(Dataset entries)

==========

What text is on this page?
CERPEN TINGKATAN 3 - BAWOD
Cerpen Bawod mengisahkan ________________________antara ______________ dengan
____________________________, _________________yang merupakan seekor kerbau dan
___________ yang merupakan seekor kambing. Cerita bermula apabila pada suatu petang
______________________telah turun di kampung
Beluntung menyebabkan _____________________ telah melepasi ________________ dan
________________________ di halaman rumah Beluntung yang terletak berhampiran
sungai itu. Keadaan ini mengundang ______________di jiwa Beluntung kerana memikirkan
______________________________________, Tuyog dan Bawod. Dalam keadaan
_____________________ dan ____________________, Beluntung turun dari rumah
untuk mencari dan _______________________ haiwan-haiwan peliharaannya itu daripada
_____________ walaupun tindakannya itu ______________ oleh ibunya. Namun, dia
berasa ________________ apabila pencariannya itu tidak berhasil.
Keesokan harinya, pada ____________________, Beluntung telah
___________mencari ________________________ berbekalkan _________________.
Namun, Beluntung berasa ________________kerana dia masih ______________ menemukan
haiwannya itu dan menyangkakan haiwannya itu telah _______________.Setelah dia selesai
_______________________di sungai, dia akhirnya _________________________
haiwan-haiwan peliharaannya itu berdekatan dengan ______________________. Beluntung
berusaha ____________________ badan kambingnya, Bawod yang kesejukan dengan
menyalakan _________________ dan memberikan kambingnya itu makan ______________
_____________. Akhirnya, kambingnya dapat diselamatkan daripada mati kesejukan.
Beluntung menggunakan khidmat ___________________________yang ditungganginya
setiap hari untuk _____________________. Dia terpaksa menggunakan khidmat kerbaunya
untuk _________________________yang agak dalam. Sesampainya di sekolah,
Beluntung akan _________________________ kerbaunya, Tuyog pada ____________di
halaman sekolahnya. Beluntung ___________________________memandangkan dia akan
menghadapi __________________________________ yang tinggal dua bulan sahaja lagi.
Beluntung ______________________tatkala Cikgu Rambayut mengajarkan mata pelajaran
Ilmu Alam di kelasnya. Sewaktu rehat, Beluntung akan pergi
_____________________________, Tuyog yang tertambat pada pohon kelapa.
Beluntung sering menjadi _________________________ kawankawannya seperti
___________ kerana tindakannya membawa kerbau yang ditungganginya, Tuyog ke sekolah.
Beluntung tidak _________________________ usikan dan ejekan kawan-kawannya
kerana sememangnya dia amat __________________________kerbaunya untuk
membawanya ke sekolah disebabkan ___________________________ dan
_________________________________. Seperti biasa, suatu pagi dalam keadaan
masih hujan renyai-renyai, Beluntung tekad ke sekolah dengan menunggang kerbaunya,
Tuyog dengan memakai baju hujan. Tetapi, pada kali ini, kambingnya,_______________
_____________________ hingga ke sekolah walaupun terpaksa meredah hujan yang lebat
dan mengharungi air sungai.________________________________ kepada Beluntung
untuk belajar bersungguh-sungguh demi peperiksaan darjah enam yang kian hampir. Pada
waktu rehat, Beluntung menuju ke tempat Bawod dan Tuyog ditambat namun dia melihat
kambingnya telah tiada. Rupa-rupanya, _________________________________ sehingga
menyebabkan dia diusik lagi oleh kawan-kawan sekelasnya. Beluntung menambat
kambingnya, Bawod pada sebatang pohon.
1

==========

Copy each line of the listing that contains the string "hujan".

masih hujan renyai-renyai, Beluntung tekad ke sekolah dengan menunggang kerbaunya,
Tuyog dengan memakai baju hujan. Tetapi, pada kali ini, kambingnya,_______________
_____________________ hingga ke sekolah walaupun terpaksa meredah hujan yang lebat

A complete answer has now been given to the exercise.